◆ Requirement:
Your task is to filter the data below down to the lines holding "rgba".
********
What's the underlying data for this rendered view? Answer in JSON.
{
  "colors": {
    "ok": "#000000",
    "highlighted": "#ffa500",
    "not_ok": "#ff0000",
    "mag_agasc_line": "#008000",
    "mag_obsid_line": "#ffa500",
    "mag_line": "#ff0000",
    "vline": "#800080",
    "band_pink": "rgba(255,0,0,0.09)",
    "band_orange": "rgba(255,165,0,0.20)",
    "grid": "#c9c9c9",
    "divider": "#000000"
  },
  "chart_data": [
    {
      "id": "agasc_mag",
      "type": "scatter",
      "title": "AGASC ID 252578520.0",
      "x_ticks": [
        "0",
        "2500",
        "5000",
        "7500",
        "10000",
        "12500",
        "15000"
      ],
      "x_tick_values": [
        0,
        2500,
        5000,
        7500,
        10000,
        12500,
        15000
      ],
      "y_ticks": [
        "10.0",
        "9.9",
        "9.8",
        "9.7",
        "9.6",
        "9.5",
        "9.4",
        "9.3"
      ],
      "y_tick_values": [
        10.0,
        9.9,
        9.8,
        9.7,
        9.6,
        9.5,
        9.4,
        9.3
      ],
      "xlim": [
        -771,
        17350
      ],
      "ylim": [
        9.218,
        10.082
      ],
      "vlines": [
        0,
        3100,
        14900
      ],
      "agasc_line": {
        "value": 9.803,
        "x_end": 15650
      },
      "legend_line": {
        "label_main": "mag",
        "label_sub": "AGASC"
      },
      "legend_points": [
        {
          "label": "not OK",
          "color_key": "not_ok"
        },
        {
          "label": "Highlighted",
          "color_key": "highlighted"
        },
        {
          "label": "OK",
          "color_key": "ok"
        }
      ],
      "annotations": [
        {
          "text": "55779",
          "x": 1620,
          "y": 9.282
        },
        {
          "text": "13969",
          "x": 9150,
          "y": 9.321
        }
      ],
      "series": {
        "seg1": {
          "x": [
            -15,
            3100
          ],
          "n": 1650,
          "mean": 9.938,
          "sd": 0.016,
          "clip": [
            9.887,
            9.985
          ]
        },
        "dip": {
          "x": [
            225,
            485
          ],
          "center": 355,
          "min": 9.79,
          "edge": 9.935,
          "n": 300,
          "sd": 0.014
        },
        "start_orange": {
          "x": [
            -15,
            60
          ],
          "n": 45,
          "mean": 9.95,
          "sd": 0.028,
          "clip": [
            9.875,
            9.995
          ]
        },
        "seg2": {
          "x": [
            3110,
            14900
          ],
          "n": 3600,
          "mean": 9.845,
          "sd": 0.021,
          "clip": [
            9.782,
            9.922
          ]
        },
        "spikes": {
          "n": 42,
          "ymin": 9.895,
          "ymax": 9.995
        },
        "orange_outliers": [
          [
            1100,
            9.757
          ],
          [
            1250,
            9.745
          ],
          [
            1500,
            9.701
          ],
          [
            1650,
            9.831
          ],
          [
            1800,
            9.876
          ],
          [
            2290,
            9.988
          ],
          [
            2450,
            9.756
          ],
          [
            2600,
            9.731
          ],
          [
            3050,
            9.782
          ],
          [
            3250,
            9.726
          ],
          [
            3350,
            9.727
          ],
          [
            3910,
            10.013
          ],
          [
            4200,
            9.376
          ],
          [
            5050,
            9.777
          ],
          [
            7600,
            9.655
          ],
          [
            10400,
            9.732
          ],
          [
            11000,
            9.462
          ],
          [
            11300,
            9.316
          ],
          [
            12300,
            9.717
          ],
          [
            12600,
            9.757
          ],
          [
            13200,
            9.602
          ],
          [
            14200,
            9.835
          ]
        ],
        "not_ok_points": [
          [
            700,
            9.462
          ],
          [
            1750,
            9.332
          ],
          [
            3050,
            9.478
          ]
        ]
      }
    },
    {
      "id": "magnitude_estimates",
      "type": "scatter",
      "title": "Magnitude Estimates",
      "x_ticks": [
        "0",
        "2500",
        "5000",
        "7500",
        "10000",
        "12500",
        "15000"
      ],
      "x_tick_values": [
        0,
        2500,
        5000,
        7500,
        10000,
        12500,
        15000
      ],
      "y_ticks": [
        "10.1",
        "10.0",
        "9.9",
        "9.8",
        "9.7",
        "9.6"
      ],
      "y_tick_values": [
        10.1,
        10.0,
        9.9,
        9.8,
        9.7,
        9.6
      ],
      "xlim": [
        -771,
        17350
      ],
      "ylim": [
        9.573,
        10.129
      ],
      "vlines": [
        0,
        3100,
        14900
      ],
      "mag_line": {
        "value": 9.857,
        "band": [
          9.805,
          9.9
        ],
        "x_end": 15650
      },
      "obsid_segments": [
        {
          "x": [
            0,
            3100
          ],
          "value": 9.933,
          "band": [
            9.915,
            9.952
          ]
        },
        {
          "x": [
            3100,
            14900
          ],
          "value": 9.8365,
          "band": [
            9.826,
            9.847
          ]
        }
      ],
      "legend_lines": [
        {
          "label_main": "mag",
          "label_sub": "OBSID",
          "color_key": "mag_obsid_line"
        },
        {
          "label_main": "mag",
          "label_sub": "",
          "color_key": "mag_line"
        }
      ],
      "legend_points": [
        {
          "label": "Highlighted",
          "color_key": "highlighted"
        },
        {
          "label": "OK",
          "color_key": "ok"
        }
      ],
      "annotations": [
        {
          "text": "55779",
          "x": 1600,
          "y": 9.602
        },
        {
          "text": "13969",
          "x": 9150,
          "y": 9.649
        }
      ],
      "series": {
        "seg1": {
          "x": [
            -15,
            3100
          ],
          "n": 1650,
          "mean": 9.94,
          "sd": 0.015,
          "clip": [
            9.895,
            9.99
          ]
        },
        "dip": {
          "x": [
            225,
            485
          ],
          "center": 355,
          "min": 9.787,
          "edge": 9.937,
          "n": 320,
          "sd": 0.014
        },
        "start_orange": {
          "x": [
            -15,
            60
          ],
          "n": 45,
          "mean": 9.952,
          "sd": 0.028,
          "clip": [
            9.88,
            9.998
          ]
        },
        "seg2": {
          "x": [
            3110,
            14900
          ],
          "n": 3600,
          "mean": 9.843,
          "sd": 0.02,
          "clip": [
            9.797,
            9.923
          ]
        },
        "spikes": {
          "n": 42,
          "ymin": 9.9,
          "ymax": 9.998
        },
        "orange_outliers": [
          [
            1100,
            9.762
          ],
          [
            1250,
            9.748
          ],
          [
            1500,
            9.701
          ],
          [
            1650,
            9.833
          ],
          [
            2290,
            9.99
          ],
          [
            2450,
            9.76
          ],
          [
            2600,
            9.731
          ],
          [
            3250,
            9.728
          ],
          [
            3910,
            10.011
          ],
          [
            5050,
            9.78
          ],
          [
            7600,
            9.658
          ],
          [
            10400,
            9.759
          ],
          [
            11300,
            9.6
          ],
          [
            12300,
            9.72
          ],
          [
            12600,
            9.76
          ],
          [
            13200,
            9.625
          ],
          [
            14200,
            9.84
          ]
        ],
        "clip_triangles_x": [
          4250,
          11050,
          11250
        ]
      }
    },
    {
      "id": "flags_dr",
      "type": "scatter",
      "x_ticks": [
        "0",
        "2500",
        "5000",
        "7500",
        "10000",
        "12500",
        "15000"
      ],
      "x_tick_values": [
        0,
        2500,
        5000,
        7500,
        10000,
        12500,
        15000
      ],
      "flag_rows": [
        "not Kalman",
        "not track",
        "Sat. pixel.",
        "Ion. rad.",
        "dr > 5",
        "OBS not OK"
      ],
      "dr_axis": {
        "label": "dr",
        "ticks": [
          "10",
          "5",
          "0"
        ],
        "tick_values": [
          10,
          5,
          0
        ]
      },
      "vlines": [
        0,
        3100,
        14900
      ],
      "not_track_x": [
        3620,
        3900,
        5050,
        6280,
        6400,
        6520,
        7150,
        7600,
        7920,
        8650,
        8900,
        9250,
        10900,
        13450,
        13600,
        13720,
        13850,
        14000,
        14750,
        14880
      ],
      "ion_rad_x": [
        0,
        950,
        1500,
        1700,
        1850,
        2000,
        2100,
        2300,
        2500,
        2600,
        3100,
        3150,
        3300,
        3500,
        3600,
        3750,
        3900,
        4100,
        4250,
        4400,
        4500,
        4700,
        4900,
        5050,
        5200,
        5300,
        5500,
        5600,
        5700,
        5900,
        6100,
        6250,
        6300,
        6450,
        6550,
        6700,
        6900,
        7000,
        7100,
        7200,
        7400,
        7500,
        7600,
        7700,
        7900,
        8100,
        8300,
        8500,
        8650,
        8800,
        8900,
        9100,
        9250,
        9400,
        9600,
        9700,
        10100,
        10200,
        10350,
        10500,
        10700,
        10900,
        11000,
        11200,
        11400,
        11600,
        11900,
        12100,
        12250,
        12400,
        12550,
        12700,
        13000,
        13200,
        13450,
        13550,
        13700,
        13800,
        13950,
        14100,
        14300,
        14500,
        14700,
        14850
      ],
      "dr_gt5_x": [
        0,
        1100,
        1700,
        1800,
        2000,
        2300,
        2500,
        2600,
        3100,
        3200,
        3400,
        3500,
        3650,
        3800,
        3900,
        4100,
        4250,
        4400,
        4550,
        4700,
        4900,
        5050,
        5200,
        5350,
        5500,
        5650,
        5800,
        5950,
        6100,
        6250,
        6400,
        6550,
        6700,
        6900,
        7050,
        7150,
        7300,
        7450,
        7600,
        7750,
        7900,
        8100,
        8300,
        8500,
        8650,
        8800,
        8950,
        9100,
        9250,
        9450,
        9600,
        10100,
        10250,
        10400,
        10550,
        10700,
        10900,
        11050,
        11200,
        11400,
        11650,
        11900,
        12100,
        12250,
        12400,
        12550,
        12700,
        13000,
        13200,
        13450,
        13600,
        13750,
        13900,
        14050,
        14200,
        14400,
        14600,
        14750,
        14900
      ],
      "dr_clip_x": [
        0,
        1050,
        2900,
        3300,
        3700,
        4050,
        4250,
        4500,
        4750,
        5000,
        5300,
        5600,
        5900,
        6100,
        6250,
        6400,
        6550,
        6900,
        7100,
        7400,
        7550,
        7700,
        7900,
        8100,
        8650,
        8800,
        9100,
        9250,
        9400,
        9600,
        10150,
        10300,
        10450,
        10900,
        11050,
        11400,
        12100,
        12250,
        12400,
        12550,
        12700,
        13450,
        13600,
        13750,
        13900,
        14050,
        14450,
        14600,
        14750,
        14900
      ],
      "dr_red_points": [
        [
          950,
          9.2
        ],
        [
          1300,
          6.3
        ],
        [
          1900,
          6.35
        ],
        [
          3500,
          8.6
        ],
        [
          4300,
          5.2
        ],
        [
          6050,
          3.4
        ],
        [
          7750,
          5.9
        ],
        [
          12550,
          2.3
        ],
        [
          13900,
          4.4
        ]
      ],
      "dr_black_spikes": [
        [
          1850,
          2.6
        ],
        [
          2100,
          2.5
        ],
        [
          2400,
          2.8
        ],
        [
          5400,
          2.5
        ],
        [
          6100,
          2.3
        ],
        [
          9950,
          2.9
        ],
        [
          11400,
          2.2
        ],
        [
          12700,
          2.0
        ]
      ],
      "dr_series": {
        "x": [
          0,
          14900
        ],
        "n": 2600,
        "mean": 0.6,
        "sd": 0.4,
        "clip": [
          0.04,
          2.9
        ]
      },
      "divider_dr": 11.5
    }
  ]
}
********
◆ Answer to this task:
    "band_pink": "rgba(255,0,0,0.09)",
    "band_orange": "rgba(255,165,0,0.20)",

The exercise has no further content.